### Goal of the exercise
Rename "budget-code" to "classification-code" throughout the listing below, reproducing every other line and character unchanged. Leave the pictures out of the output.

Collection entries
• • • • • • •
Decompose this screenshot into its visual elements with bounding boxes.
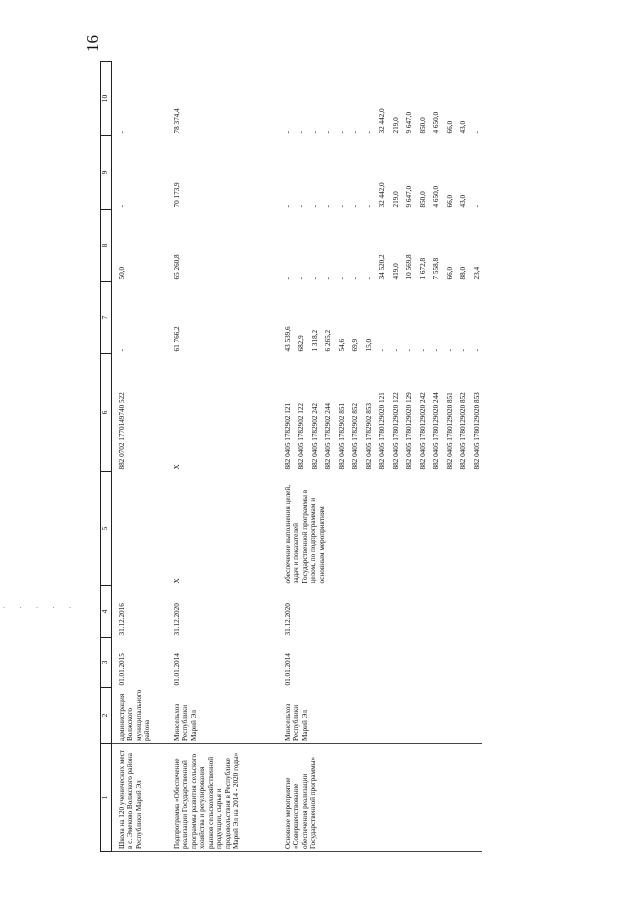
col-header-1: 1	[101, 744, 112, 852]
budget-code: 882 0405 1782902 244	[324, 403, 333, 470]
budget-code: 882 0405 1780129020 851	[445, 392, 454, 470]
value-col10: 4 650,0	[432, 111, 441, 134]
budget-code: 882 0405 1782902 851	[337, 403, 346, 470]
value-col8: -	[351, 277, 360, 280]
start-date: 01.01.2015	[118, 653, 126, 686]
col-header-4: 4	[101, 586, 112, 638]
value-col9: -	[351, 205, 360, 208]
value-col8: -	[364, 277, 373, 280]
responsible-executor: администрация Волжского муниципального района	[118, 689, 152, 741]
page-number: 16	[83, 35, 102, 52]
value-col8: 50,0	[118, 266, 126, 280]
value-col10: -	[364, 131, 373, 134]
value-col7: -	[432, 349, 441, 352]
value-col9: -	[118, 205, 126, 208]
expected-result: обеспечение выполнения целей, задач и показателей Государственной программы в целом, по подпрограммам и основным мероприятиям	[284, 484, 326, 584]
value-col7: -	[391, 349, 400, 352]
value-col9: 850,0	[418, 191, 427, 208]
value-col7: -	[445, 349, 454, 352]
budget-code: 882 0405 1782902 852	[351, 403, 360, 470]
value-col10: -	[324, 131, 333, 134]
value-col9: 32 442,0	[378, 182, 387, 208]
value-col10: 66,0	[445, 120, 454, 134]
activity-name: Основное мероприятие «Совершенствование обеспечения реализации Государственной программы»	[278, 744, 482, 852]
value-col9: -	[472, 205, 481, 208]
expected-result	[112, 472, 168, 586]
value-col9: -	[284, 205, 292, 208]
value-col8: 65 260,8	[173, 254, 181, 280]
rotated-page-content	[100, 62, 618, 852]
value-col7: -	[459, 349, 468, 352]
budget-code: 882 0405 1780129020 242	[418, 392, 427, 470]
value-col8: -	[297, 277, 306, 280]
budget-code: 882 0702 1770149740 522	[118, 392, 126, 470]
table-row	[278, 62, 293, 852]
value-col10: -	[118, 131, 126, 134]
activity-name: Подпрограмма «Обеспечение реализации Государственной программы развития сельского хозяйства и регулирования рынков сельскохозяйственной продукции, сырья и продовольствия в Республике Марий Эл на 2014 - 2020 годы»	[167, 744, 278, 852]
value-col10: -	[284, 131, 292, 134]
start-date: 01.01.2014	[284, 653, 292, 686]
value-col10: 32 442,0	[378, 108, 387, 134]
value-col7: -	[118, 349, 126, 352]
value-col9: 4 650,0	[432, 185, 441, 208]
value-col10: 219,0	[391, 117, 400, 134]
budget-code: 882 0405 1782902 121	[284, 403, 292, 470]
col-header-5: 5	[101, 472, 112, 586]
value-col8: -	[284, 277, 292, 280]
budget-code: 882 0405 1782902 242	[310, 403, 319, 470]
activity-name: Школа на 120 ученических мест в с. Эмеково Волжского района Республики Марий Эл	[112, 744, 168, 852]
col-header-3: 3	[101, 638, 112, 688]
value-col9: 9 647,0	[405, 185, 414, 208]
value-col7: -	[378, 349, 387, 352]
value-col10: -	[472, 131, 481, 134]
end-date: 31.12.2020	[173, 603, 181, 636]
value-col10: -	[297, 131, 306, 134]
program-table	[100, 61, 482, 852]
responsible-executor: Минсельхоз Республики Марий Эл	[173, 703, 198, 741]
value-col7: -	[405, 349, 414, 352]
budget-code: 882 0405 1780129020 852	[459, 392, 468, 470]
value-col8: 10 569,8	[405, 254, 414, 280]
expected-result: X	[173, 578, 181, 584]
col-header-10: 10	[101, 62, 112, 136]
budget-code: 882 0405 1782902 122	[297, 403, 306, 470]
value-col9: 219,0	[391, 191, 400, 208]
value-col7: -	[418, 349, 427, 352]
value-col8: 1 672,8	[418, 257, 427, 280]
col-header-8: 8	[101, 210, 112, 282]
value-col7: 61 766,2	[173, 326, 181, 352]
value-col8: 419,0	[391, 263, 400, 280]
value-col10: 78 374,4	[173, 108, 181, 134]
value-col9: 43,0	[459, 194, 468, 208]
value-col7: 15,0	[364, 338, 373, 352]
budget-code: 882 0405 1780129020 121	[378, 392, 387, 470]
budget-code: X	[173, 464, 181, 470]
value-col7: -	[472, 349, 481, 352]
value-col8: 7 558,8	[432, 257, 441, 280]
value-col9: 70 173,9	[173, 182, 181, 208]
end-date: 31.12.2016	[118, 603, 126, 636]
column-number-row	[101, 62, 112, 852]
value-col10: 850,0	[418, 117, 427, 134]
value-col7: 43 539,6	[284, 326, 292, 352]
value-col8: -	[337, 277, 346, 280]
col-header-9: 9	[101, 136, 112, 210]
value-col10: -	[351, 131, 360, 134]
scan-specks: . . . . .	[3, 600, 78, 610]
budget-code: 882 0405 1780129020 853	[472, 392, 481, 470]
value-col8: 23,4	[472, 266, 481, 280]
value-col9: 66,0	[445, 194, 454, 208]
value-col8: -	[310, 277, 319, 280]
table-row	[167, 62, 278, 852]
value-col9: -	[310, 205, 319, 208]
value-col10: -	[310, 131, 319, 134]
col-header-7: 7	[101, 282, 112, 354]
value-col7: 69,9	[351, 338, 360, 352]
value-col10: 43,0	[459, 120, 468, 134]
value-col10: 9 647,0	[405, 111, 414, 134]
value-col8: 88,0	[459, 266, 468, 280]
value-col8: 34 520,2	[378, 254, 387, 280]
budget-code: 882 0405 1780129020 244	[432, 392, 441, 470]
value-col8: -	[324, 277, 333, 280]
col-header-6: 6	[101, 354, 112, 472]
value-col7: 682,9	[297, 335, 306, 352]
value-col9: -	[364, 205, 373, 208]
value-col9: -	[337, 205, 346, 208]
budget-code: 882 0405 1780129020 122	[391, 392, 400, 470]
value-col7: 6 265,2	[324, 329, 333, 352]
end-date: 31.12.2020	[284, 603, 292, 636]
value-col7: 1 318,2	[310, 329, 319, 352]
table-row	[112, 62, 168, 852]
value-col7: 54,6	[337, 338, 346, 352]
value-col9: -	[297, 205, 306, 208]
responsible-executor: Минсельхоз Республики Марий Эл	[284, 703, 309, 741]
start-date: 01.01.2014	[173, 653, 181, 686]
budget-code: 882 0405 1782902 853	[364, 403, 373, 470]
value-col8: 66,0	[445, 266, 454, 280]
value-col9: -	[324, 205, 333, 208]
budget-code: 882 0405 1780129020 129	[405, 392, 414, 470]
col-header-2: 2	[101, 688, 112, 744]
value-col10: -	[337, 131, 346, 134]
• • • • • • •
### Result
Decompose this screenshot into its visual elements with bounding boxes.
col-header-1: 1	[101, 744, 112, 852]
classification-code: 882 0405 1782902 244	[324, 403, 333, 470]
classification-code: 882 0405 1780129020 851	[445, 392, 454, 470]
value-col10: 4 650,0	[432, 111, 441, 134]
classification-code: 882 0405 1782902 851	[337, 403, 346, 470]
value-col8: -	[351, 277, 360, 280]
start-date: 01.01.2015	[118, 653, 126, 686]
col-header-4: 4	[101, 586, 112, 638]
value-col9: -	[351, 205, 360, 208]
value-col8: -	[364, 277, 373, 280]
responsible-executor: администрация Волжского муниципального района	[118, 689, 152, 741]
page-number: 16	[83, 35, 102, 52]
value-col8: 50,0	[118, 266, 126, 280]
value-col10: -	[364, 131, 373, 134]
value-col7: -	[432, 349, 441, 352]
value-col9: -	[118, 205, 126, 208]
expected-result: обеспечение выполнения целей, задач и показателей Государственной программы в целом, по подпрограммам и основным мероприятиям	[284, 484, 326, 584]
value-col7: -	[391, 349, 400, 352]
value-col9: 850,0	[418, 191, 427, 208]
value-col7: -	[445, 349, 454, 352]
classification-code: 882 0405 1782902 852	[351, 403, 360, 470]
value-col10: -	[324, 131, 333, 134]
value-col9: 32 442,0	[378, 182, 387, 208]
value-col10: 66,0	[445, 120, 454, 134]
activity-name: Основное мероприятие «Совершенствование обеспечения реализации Государственной программы»	[278, 744, 482, 852]
value-col9: -	[472, 205, 481, 208]
expected-result	[112, 472, 168, 586]
value-col9: -	[284, 205, 292, 208]
value-col8: 65 260,8	[173, 254, 181, 280]
rotated-page-content	[100, 62, 618, 852]
value-col7: -	[459, 349, 468, 352]
classification-code: 882 0405 1780129020 242	[418, 392, 427, 470]
value-col8: -	[297, 277, 306, 280]
classification-code: 882 0702 1770149740 522	[118, 392, 126, 470]
table-row	[278, 62, 293, 852]
value-col10: -	[118, 131, 126, 134]
activity-name: Подпрограмма «Обеспечение реализации Государственной программы развития сельского хозяйства и регулирования рынков сельскохозяйственной продукции, сырья и продовольствия в Республике Марий Эл на 2014 - 2020 годы»	[167, 744, 278, 852]
value-col10: -	[284, 131, 292, 134]
start-date: 01.01.2014	[284, 653, 292, 686]
value-col10: 32 442,0	[378, 108, 387, 134]
value-col7: -	[118, 349, 126, 352]
value-col9: 4 650,0	[432, 185, 441, 208]
value-col10: 219,0	[391, 117, 400, 134]
classification-code: 882 0405 1782902 121	[284, 403, 292, 470]
col-header-5: 5	[101, 472, 112, 586]
value-col8: -	[284, 277, 292, 280]
classification-code: 882 0405 1782902 242	[310, 403, 319, 470]
activity-name: Школа на 120 ученических мест в с. Эмеково Волжского района Республики Марий Эл	[112, 744, 168, 852]
col-header-3: 3	[101, 638, 112, 688]
value-col9: 9 647,0	[405, 185, 414, 208]
value-col7: -	[378, 349, 387, 352]
value-col10: -	[472, 131, 481, 134]
end-date: 31.12.2020	[173, 603, 181, 636]
value-col10: -	[297, 131, 306, 134]
program-table	[100, 61, 482, 852]
responsible-executor: Минсельхоз Республики Марий Эл	[173, 703, 198, 741]
value-col7: -	[405, 349, 414, 352]
classification-code: 882 0405 1780129020 852	[459, 392, 468, 470]
value-col8: 10 569,8	[405, 254, 414, 280]
expected-result: X	[173, 578, 181, 584]
col-header-10: 10	[101, 62, 112, 136]
classification-code: 882 0405 1782902 122	[297, 403, 306, 470]
value-col9: 219,0	[391, 191, 400, 208]
value-col7: -	[418, 349, 427, 352]
value-col8: 1 672,8	[418, 257, 427, 280]
col-header-8: 8	[101, 210, 112, 282]
value-col7: 61 766,2	[173, 326, 181, 352]
value-col8: 419,0	[391, 263, 400, 280]
value-col10: 78 374,4	[173, 108, 181, 134]
value-col9: 43,0	[459, 194, 468, 208]
value-col7: 15,0	[364, 338, 373, 352]
classification-code: 882 0405 1780129020 121	[378, 392, 387, 470]
classification-code: X	[173, 464, 181, 470]
value-col7: -	[472, 349, 481, 352]
value-col8: 7 558,8	[432, 257, 441, 280]
value-col9: 70 173,9	[173, 182, 181, 208]
end-date: 31.12.2016	[118, 603, 126, 636]
column-number-row	[101, 62, 112, 852]
value-col10: 850,0	[418, 117, 427, 134]
value-col7: 43 539,6	[284, 326, 292, 352]
value-col8: -	[337, 277, 346, 280]
col-header-9: 9	[101, 136, 112, 210]
value-col10: -	[351, 131, 360, 134]
scan-specks: . . . . .	[3, 600, 78, 610]
classification-code: 882 0405 1780129020 853	[472, 392, 481, 470]
value-col8: 23,4	[472, 266, 481, 280]
value-col9: 66,0	[445, 194, 454, 208]
value-col8: -	[310, 277, 319, 280]
table-row	[167, 62, 278, 852]
value-col9: -	[310, 205, 319, 208]
value-col10: -	[310, 131, 319, 134]
col-header-7: 7	[101, 282, 112, 354]
value-col7: 69,9	[351, 338, 360, 352]
value-col10: 43,0	[459, 120, 468, 134]
value-col10: 9 647,0	[405, 111, 414, 134]
value-col8: 88,0	[459, 266, 468, 280]
value-col8: 34 520,2	[378, 254, 387, 280]
classification-code: 882 0405 1780129020 244	[432, 392, 441, 470]
value-col8: -	[324, 277, 333, 280]
col-header-6: 6	[101, 354, 112, 472]
value-col7: 682,9	[297, 335, 306, 352]
value-col9: -	[364, 205, 373, 208]
value-col9: -	[337, 205, 346, 208]
classification-code: 882 0405 1780129020 122	[391, 392, 400, 470]
value-col7: 6 265,2	[324, 329, 333, 352]
end-date: 31.12.2020	[284, 603, 292, 636]
value-col7: 1 318,2	[310, 329, 319, 352]
table-row	[112, 62, 168, 852]
value-col7: 54,6	[337, 338, 346, 352]
value-col9: -	[297, 205, 306, 208]
responsible-executor: Минсельхоз Республики Марий Эл	[284, 703, 309, 741]
start-date: 01.01.2014	[173, 653, 181, 686]
classification-code: 882 0405 1782902 853	[364, 403, 373, 470]
value-col8: 66,0	[445, 266, 454, 280]
value-col9: -	[324, 205, 333, 208]
classification-code: 882 0405 1780129020 129	[405, 392, 414, 470]
col-header-2: 2	[101, 688, 112, 744]
value-col10: -	[337, 131, 346, 134]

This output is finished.